Work to complete:
#1 According to the College of Charleston history passage, until what year were women excluded from the College?
#2 Rewrite the College of Charleston history passage starting with "A state historical" and going on through "Americans until 1967.", putting "plaque" in place of "marker".

* begin Source passage *

Filed Under African American

Discovering African American History at the College of Charleston

A Reflection by Professor Emeritus Bernard Powers

A state historical marker stands on George Street just outside of Cistern Yard. It was unveiled on Jan. 30, 2020, exactly 250 years after the Lieutenant Governor of colonial South Carolina proposed a college for Charleston.

With this marker and a number of research projects now underway, the College commits to telling a fuller story of its past. This state historical marker records the College’s accomplishments, but also its past exclusionary practices. These include the exclusion of women until 1918 and African Americans until 1967. 

Below, historian Bernard Powers reflects on the African American experiences and contributions that are part of the College's history, some of which will be showcased on this website in the future. Powers is the director of College’s Center for the Study of Slavery in Charleston, which is spearheading this upcoming tour of African American history at the College and in the surrounding neighborhoods.  .  

Although it has often been said that "a picture is worth a thousand words," this has not been true for the College of Charleston. When one enters Porter’s Lodge and strolls through our much-photographed campus, little is revealed beyond its visual appeal. Unfortunately, there has been little on our grounds to convey the deep and complex history embedded in the buildings, the landscape and the surrounding neighborhood.

The College’s history is at the very heart of early American history. Early leaders played critical roles in the American Revolution; three signed the Declaration of Independence and three others helped write the Constitution. Revolutionary-era barracks were among the earliest buildings the College used, and fifty years later, it became the nation’s earliest municipal college.

Stories about the College’s connection to slavery and subsequent issues of race are not as well known, because they have seldom been fully told. Many would be surprised to learn how organically intertwined these issues have been with the history of our institution. For example, Bishop Robert Smith, the first president, was a large slaveholder who used his own enslaved people to perform work on the campus; the College accumulated a considerable debt to him in part because of this. This indebtedness even influenced the way the campus was developed in the early years. We also know that slave labor was used to construct Randolph Hall in the late 1820s.

During this same period, the student body included John C. Fremont, one of the College’s most famous alumni, later known for his explorations of the American West and the settlement of California. Ironically, in 1856 he became the first presidential candidate of the antislavery Republican Party. Unlike most College alumni and some faculty who fought during the Civil War, Fremont served on the opposite side as a Union Army officer.

* end Source passage *
* begin Data section *

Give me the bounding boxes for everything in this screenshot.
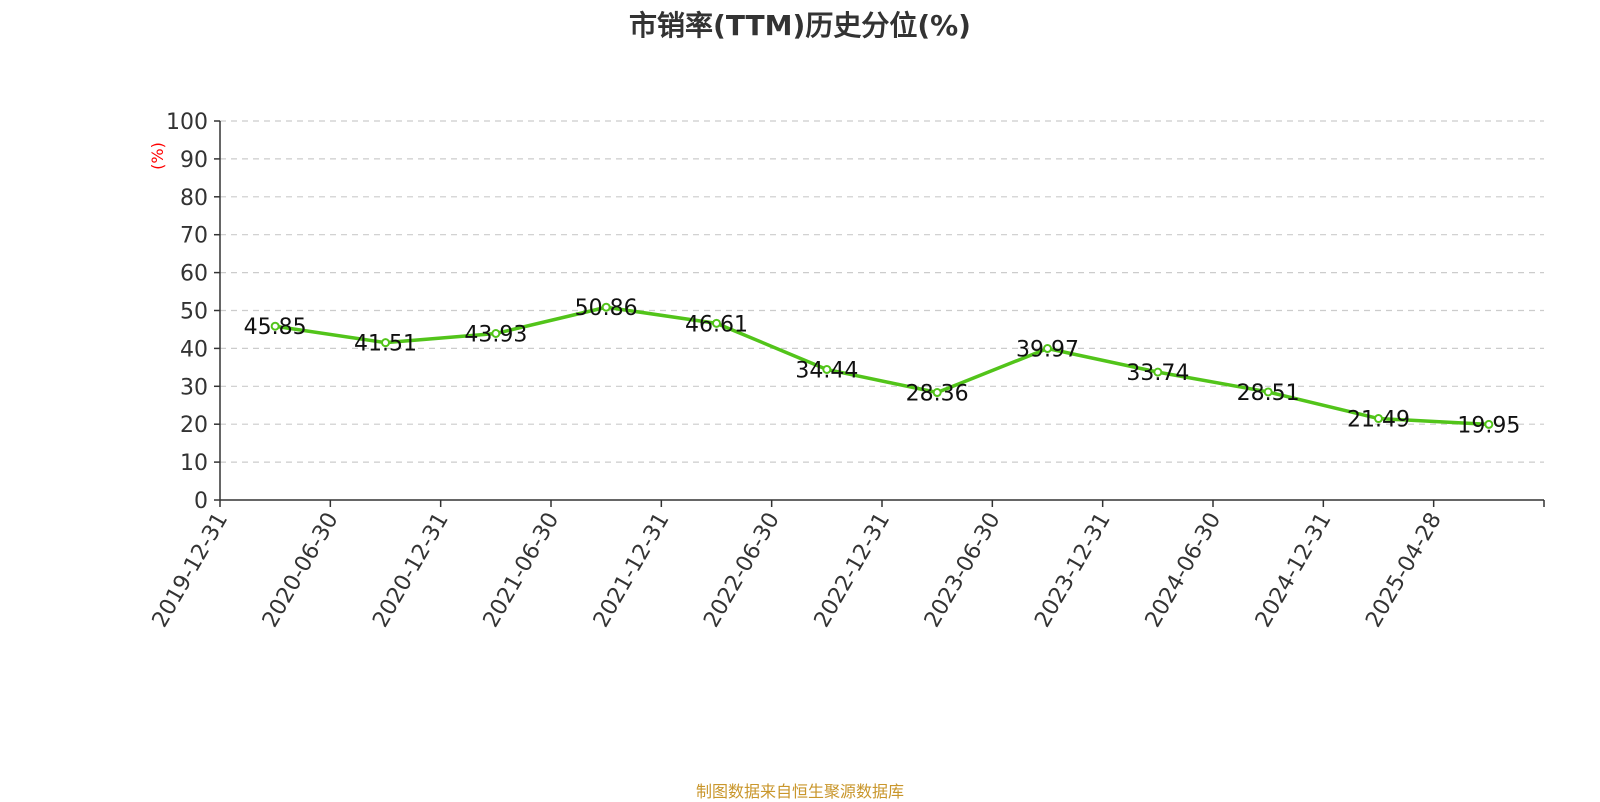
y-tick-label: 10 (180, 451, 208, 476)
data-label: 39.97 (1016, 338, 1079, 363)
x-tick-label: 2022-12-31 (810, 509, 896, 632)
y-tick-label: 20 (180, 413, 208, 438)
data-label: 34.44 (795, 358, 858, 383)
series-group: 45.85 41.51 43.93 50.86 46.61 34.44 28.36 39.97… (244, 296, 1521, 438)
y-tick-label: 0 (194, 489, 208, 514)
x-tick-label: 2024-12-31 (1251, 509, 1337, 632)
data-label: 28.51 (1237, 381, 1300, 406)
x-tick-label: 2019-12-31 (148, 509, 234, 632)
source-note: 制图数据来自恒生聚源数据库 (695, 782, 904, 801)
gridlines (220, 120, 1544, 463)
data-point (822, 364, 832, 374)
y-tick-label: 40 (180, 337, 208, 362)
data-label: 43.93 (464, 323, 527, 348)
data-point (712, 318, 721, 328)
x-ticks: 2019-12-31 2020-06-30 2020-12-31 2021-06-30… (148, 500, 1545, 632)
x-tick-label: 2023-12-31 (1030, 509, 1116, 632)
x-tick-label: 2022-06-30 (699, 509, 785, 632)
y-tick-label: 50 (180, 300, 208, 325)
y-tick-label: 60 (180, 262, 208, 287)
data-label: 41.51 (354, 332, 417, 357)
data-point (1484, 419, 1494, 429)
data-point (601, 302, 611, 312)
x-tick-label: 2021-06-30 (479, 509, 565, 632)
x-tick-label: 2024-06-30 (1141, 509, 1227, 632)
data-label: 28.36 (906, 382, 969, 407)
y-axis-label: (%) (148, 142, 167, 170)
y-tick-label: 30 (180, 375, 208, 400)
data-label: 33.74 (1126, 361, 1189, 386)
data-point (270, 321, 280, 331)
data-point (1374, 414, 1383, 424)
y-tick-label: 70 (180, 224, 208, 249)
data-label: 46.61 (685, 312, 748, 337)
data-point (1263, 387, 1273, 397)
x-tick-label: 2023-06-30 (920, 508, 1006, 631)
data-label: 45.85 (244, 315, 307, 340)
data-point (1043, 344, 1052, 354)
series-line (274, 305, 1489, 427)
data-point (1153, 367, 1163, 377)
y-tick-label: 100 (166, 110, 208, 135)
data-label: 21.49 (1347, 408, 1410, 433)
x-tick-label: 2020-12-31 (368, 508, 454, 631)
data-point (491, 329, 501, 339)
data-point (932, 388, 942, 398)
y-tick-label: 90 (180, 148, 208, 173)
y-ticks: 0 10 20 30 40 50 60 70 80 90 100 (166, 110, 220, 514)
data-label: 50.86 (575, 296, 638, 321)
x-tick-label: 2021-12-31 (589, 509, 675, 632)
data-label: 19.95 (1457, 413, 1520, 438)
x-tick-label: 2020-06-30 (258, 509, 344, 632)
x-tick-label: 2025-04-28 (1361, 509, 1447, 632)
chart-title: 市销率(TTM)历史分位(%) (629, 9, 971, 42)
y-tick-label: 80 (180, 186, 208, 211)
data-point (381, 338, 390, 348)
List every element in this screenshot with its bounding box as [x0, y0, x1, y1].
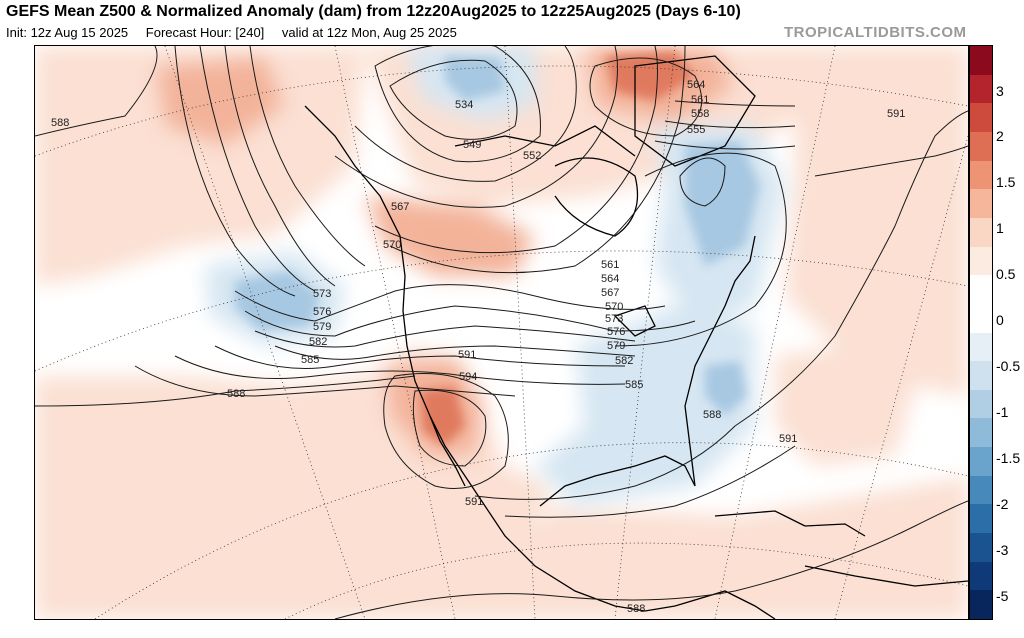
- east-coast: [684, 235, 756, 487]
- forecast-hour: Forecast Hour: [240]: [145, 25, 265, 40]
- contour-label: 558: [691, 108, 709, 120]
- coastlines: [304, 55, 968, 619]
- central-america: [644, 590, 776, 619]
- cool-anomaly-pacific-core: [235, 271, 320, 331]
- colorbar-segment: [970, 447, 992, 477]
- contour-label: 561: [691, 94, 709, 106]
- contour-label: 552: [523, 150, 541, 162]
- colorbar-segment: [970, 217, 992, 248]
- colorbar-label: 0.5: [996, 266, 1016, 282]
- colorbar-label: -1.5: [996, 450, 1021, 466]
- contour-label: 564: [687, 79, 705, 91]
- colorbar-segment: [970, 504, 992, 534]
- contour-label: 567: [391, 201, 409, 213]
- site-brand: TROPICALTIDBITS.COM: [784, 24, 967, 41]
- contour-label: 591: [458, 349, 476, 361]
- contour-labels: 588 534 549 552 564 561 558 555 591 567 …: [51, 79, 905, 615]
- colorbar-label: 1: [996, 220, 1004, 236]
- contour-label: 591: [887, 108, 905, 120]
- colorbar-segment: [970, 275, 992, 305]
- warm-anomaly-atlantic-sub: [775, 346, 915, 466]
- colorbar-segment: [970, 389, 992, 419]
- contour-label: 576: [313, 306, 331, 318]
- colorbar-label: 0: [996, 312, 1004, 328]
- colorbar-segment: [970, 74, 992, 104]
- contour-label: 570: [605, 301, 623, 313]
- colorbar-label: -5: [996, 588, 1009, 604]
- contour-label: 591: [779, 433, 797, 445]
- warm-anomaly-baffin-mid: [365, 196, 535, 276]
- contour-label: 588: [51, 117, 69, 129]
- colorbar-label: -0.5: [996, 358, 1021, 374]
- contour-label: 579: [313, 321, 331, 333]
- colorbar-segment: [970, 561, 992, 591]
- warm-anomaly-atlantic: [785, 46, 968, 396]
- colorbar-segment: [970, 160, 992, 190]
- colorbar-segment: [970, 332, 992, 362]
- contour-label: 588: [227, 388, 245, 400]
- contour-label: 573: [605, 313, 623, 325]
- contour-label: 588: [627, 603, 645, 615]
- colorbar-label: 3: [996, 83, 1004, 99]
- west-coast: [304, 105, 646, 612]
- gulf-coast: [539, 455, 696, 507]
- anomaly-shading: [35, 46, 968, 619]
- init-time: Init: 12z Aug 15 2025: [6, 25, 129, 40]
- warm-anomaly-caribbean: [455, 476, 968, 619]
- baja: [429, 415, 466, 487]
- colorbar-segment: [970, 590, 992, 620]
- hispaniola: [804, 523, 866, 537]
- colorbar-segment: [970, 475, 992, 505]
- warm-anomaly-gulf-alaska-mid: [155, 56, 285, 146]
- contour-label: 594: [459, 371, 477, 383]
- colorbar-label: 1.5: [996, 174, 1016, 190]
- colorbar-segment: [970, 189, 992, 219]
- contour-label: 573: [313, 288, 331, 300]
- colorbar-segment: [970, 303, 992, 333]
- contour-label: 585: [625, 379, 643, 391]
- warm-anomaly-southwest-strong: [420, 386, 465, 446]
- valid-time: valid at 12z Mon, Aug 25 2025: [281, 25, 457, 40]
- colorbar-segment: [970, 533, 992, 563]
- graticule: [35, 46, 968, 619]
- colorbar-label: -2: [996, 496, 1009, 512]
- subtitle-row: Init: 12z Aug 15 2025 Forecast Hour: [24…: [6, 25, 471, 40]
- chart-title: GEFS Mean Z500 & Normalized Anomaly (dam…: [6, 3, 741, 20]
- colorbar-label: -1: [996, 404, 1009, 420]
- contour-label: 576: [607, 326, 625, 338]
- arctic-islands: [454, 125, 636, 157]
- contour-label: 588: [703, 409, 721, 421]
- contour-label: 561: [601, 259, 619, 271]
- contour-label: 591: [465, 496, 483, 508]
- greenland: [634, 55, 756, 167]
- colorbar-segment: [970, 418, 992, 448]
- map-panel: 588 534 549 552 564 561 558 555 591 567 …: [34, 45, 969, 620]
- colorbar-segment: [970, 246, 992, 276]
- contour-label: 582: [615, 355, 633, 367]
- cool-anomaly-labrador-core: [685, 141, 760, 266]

* end Data section *

Set of answers:
#1 1918

#2
A state historical plaque stands on George Street just outside of Cistern Yard. It was unveiled on Jan. 30, 2020, exactly 250 years after the Lieutenant Governor of colonial South Carolina proposed a college for Charleston.

With this plaque and a number of research projects now underway, the College commits to telling a fuller story of its past. This state historical plaque records the College’s accomplishments, but also its past exclusionary practices. These include the exclusion of women until 1918 and African Americans until 1967.